The exercise: Copy out each line of the data holding "Dios".

Task inputs:
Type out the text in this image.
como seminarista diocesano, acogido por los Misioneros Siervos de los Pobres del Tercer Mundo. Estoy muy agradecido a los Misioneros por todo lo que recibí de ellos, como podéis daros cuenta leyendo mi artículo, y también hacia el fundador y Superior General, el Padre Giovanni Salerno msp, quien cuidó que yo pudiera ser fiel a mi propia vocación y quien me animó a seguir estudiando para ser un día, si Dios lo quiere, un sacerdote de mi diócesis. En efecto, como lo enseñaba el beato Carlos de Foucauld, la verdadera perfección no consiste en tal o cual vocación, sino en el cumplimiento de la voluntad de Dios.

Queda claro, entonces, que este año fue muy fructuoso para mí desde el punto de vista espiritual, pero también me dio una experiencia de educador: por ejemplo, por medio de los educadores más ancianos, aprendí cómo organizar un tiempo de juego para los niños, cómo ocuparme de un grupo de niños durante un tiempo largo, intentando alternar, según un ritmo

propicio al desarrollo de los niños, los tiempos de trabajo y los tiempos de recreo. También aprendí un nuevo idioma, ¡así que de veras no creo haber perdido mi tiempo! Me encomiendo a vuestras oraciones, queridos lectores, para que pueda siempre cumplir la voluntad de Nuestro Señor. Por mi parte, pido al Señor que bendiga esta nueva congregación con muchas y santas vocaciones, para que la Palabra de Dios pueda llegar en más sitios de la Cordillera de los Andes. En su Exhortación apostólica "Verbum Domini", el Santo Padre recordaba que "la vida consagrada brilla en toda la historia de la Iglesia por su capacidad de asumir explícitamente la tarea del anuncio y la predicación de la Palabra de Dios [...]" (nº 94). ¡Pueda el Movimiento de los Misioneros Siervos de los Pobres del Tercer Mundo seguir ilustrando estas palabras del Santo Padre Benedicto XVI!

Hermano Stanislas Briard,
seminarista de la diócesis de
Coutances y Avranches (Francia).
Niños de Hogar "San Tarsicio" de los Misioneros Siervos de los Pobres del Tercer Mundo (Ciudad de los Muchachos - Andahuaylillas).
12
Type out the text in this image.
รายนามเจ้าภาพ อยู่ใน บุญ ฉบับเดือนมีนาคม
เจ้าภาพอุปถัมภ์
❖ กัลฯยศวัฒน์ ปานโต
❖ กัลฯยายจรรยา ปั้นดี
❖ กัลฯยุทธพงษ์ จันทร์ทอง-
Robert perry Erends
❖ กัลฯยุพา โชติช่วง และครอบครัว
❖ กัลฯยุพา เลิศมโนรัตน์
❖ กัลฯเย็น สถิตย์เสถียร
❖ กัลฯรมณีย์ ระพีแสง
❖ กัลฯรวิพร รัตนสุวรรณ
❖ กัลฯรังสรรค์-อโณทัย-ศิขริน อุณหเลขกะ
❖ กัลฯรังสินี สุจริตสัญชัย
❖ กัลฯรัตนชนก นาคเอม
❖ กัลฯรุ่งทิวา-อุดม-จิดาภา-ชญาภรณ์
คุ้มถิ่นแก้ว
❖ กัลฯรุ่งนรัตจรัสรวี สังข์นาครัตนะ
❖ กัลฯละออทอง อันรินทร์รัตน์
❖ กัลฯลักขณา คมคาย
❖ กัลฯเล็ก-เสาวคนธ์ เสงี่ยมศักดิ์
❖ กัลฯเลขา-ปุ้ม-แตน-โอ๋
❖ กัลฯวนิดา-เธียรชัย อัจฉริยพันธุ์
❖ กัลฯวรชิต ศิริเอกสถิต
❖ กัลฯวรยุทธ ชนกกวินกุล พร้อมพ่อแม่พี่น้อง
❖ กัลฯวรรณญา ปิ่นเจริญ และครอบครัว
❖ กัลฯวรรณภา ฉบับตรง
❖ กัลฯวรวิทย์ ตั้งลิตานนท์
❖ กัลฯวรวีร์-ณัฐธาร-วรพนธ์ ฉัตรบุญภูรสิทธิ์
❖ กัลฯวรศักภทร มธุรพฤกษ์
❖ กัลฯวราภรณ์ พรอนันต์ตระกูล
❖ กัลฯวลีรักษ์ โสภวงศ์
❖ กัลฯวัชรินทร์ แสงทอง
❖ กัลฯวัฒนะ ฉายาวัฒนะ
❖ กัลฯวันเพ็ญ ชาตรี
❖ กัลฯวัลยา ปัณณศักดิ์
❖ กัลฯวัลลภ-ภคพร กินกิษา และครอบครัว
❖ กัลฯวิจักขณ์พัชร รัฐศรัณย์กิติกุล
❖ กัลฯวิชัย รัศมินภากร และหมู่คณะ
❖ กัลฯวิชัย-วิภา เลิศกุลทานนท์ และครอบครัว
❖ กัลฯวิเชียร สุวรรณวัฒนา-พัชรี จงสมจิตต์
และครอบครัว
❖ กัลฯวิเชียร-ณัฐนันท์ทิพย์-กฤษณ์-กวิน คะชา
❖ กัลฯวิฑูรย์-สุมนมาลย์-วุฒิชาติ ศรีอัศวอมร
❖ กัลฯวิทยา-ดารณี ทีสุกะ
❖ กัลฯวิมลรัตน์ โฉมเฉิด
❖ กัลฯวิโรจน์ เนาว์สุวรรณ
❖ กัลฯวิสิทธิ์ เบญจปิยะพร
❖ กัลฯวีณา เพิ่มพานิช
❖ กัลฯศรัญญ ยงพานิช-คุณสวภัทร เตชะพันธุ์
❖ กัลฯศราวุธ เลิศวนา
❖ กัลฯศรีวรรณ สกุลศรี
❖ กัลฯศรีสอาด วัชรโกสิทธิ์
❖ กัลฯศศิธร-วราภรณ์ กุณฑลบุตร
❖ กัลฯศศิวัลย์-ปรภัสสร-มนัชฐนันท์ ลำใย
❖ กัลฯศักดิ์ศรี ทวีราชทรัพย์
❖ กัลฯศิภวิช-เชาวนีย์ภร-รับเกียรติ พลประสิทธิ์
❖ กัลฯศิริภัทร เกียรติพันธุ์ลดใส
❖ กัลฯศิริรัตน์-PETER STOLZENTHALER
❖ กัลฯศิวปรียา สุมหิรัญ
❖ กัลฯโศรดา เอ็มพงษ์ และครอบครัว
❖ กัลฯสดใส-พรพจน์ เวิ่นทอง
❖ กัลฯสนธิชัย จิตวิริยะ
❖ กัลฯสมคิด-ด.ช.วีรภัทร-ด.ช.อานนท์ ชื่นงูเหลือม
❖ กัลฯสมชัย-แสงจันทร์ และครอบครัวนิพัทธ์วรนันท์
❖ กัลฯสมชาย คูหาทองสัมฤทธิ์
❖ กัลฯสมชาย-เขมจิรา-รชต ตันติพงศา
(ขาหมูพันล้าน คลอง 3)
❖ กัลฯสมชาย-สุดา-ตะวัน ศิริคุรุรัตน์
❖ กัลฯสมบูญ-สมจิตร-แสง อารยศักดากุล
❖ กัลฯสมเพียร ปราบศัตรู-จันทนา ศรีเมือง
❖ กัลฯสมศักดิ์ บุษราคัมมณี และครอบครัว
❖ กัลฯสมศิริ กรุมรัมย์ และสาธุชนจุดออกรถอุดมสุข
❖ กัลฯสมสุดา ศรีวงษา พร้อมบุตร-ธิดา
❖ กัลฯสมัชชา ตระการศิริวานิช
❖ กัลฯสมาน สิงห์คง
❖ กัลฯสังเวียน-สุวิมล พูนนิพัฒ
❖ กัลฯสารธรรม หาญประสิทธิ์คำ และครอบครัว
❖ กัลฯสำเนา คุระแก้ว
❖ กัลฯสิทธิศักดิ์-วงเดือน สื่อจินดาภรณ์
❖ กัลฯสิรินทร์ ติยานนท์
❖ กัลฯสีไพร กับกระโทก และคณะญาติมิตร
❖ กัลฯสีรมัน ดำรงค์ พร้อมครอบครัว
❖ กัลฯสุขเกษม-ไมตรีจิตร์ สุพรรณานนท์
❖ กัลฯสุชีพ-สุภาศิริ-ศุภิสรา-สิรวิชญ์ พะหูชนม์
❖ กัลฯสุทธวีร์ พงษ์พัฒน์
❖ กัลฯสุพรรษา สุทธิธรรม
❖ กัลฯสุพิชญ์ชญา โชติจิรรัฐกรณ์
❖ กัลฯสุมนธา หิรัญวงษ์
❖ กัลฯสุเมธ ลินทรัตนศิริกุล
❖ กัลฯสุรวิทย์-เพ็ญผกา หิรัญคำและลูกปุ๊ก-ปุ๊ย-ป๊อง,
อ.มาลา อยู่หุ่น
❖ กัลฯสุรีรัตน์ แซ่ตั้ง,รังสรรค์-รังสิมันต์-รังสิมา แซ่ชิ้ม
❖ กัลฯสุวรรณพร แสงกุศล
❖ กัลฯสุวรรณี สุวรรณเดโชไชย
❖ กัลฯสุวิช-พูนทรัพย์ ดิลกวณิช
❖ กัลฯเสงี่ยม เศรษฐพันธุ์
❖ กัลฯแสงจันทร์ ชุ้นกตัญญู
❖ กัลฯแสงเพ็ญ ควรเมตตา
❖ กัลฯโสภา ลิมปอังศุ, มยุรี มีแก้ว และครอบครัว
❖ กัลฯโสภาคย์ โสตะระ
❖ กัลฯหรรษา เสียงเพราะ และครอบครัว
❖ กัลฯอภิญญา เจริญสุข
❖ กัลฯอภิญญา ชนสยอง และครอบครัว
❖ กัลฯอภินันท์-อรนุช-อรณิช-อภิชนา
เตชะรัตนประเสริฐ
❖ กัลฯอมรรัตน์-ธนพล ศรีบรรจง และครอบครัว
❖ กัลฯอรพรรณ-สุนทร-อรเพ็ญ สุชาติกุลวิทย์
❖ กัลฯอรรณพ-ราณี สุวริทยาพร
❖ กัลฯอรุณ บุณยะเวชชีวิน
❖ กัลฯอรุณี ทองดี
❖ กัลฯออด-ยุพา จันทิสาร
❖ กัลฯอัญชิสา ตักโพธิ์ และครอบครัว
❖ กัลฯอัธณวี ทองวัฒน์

Finished answer:
como seminarista diocesano, acogido por los Misioneros Siervos de los Pobres del Tercer Mundo. Estoy muy agradecido a los Misioneros por todo lo que recibí de ellos, como podéis daros cuenta leyendo mi artículo, y también hacia el fundador y Superior General, el Padre Giovanni Salerno msp, quien cuidó que yo pudiera ser fiel a mi propia vocación y quien me animó a seguir estudiando para ser un día, si Dios lo quiere, un sacerdote de mi diócesis. En efecto, como lo enseñaba el beato Carlos de Foucauld, la verdadera perfección no consiste en tal o cual vocación, sino en el cumplimiento de la voluntad de Dios.
propicio al desarrollo de los niños, los tiempos de trabajo y los tiempos de recreo. También aprendí un nuevo idioma, ¡así que de veras no creo haber perdido mi tiempo! Me encomiendo a vuestras oraciones, queridos lectores, para que pueda siempre cumplir la voluntad de Nuestro Señor. Por mi parte, pido al Señor que bendiga esta nueva congregación con muchas y santas vocaciones, para que la Palabra de Dios pueda llegar en más sitios de la Cordillera de los Andes. En su Exhortación apostólica "Verbum Domini", el Santo Padre recordaba que "la vida consagrada brilla en toda la historia de la Iglesia por su capacidad de asumir explícitamente la tarea del anuncio y la predicación de la Palabra de Dios [...]" (nº 94). ¡Pueda el Movimiento de los Misioneros Siervos de los Pobres del Tercer Mundo seguir ilustrando estas palabras del Santo Padre Benedicto XVI!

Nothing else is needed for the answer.